### AUSZUG AUS DER QUELLE
######


»Surfing« (Folge 2) — wieder eine Innerdeutsche-Beziehungen-Nummer, gesungen von Sigi. Von der Band IDB gab es, soweit ich weiß, nur zwei Singles (»Power auf der Mauer« und »Dein Prinz«), die beiden Songs sind also wohl auch nie veröffentlicht worden. In Folge zwei gab es außerdem den Sommerhit »Komm wir fahrn zum Baden« von der Band The Comics zu hören. So hieß damals meine Band, und ich und Bassist Thomas waren auch auf dem Cover zu sehen, der dritte Mann war allerdings jemand anderer als unser Trommler Oli. Der Song stammte aus der Zeit, als wir noch Tollwut hießen, und die TV-Version wurde nicht von uns, sondern von den Marionetz eingespielt (mit mir am Baß), und zwar schon 1982 als Demo, produziert von Dieter Erdmann und Stefan Zauner. Kompliziert, gell?

»Du und ich« (Folge 3) — ein Song von Sigi aus seiner Balladen-Phase, die er bei Marionetz nie richtig durchsetzen konnte (von ein paar Ausnahmen abgesehen), schon wegen Textzeilen wie »Du und ich, wir sagen niemals nein, fühlen unsere Wärme« ...

######

Daten zur Seitensegmentierung:
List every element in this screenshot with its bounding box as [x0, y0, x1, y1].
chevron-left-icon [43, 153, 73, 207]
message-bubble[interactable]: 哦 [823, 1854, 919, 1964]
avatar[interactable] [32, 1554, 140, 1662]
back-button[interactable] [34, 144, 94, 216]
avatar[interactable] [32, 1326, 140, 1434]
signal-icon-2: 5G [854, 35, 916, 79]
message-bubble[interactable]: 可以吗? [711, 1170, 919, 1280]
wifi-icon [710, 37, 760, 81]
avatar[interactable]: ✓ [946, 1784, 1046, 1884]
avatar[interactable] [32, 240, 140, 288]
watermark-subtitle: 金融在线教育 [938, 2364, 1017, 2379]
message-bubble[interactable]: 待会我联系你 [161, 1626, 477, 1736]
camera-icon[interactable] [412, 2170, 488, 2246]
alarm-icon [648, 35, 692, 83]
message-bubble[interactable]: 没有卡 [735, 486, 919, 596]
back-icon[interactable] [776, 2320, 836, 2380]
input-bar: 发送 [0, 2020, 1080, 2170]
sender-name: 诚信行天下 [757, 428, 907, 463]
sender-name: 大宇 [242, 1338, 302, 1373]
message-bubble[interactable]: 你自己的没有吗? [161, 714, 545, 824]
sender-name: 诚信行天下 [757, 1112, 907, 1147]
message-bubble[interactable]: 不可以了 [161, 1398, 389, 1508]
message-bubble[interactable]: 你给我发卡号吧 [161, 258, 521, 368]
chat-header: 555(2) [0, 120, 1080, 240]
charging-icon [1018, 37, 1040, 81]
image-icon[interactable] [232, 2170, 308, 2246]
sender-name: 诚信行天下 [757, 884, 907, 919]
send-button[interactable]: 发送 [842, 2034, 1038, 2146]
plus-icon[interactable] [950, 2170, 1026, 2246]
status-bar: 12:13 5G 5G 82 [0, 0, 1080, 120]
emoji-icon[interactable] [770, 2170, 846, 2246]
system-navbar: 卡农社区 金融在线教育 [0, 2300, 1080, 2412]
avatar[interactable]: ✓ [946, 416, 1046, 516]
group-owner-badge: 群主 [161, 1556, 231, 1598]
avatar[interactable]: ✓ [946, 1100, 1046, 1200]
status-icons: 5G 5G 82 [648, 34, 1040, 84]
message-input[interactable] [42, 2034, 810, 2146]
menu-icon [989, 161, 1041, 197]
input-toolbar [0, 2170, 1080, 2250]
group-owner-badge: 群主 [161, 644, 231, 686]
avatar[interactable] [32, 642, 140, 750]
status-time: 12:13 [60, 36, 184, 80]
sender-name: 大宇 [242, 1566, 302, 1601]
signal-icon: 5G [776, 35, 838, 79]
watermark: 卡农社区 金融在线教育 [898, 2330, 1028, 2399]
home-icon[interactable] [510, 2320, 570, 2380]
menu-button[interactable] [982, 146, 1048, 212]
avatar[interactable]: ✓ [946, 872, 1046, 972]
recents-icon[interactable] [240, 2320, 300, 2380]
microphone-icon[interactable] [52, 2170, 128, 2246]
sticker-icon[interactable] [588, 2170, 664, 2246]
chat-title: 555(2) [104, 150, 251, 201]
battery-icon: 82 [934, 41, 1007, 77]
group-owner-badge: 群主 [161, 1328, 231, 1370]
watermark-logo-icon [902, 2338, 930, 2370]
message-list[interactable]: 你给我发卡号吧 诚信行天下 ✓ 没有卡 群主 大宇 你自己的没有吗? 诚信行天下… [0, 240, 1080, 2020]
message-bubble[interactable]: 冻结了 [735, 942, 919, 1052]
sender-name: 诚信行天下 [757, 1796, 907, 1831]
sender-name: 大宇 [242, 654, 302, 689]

######

### ARBEITSAUFTRAG
Führe den Text über die Songs aus den einzelnen Folgen im Anschluss an seinen letzten Satz fort.

### ERGEBNIS DER AUFGABE
»Steig ein und gib Gas« (Folge 4) — stammte von Sebastian, der den Song auch sang; das Demo hatte er zusammen mit dem Sella-Vee-Drummer Willi Hampel aufgenommen (der später Schlagzeug und auch mal Baß bei den Comics spielte und heute als Sänger unter dem Namen Doctor Will auftritt). In Folge 4 trat auch die Band Bebop auf, die es wirklich gab und deren Bassist Carsten von den Nikoteens stammte.

»Stop« (Folge 5) — von Sigi, aber ziemlich deutlich inspiriert von Tracey Ullmans Single »Breakaway«, gesungen von Sigi und Sissy.

»Rock 'n' Roller« (Folge 5) — wieder ein Auftritt einer Gast-Band, die größtenteils aus Richard Rigan (der den Song auch sang) und dem Rigan Clan bestand (hier unter dem Namen »Rix 'n' Rollers«). Geschrieben, glaube ich, von Lothar Meid.

»Boy« (Folge 6) — gesungen und geschrieben von Sissy nach einer Vorlage, von der ich nicht mehr weiß, wie sie hieß und von wem sie war.

»Supergirl« (Folge 7) — der erste vollelektronische Song, geschrieben entweder von Sigi oder Lothar Meid, das weiß ich leider nicht mehr genau; gesungen von Sigi.

»Samstag nacht« (Folge 8) — kann ich auch keinem Komponisten mehr zuordnen, möglicherweise war der Song von Sebastian, der ihn zusammen mit Sigi gesungen hat. Hinzu kam ein ziemlich entgleister Chor aus vielen Darstellern, aufgenommen im Studio der Bavaria in Geiselgasteig, wo das Playback im Kopfhörer so leise war, daß man zwangsläufig keinen Ton mehr traf.

»Hexennacht« (Folge 9) — der Komponist dieser Elektroniknummer ist mir ebenfalls unbekannt, vielleicht war's Sissy selber. Mitgesungen haben, wenn ich mich recht erinnere, auch Franzi und Katharina von The Darks.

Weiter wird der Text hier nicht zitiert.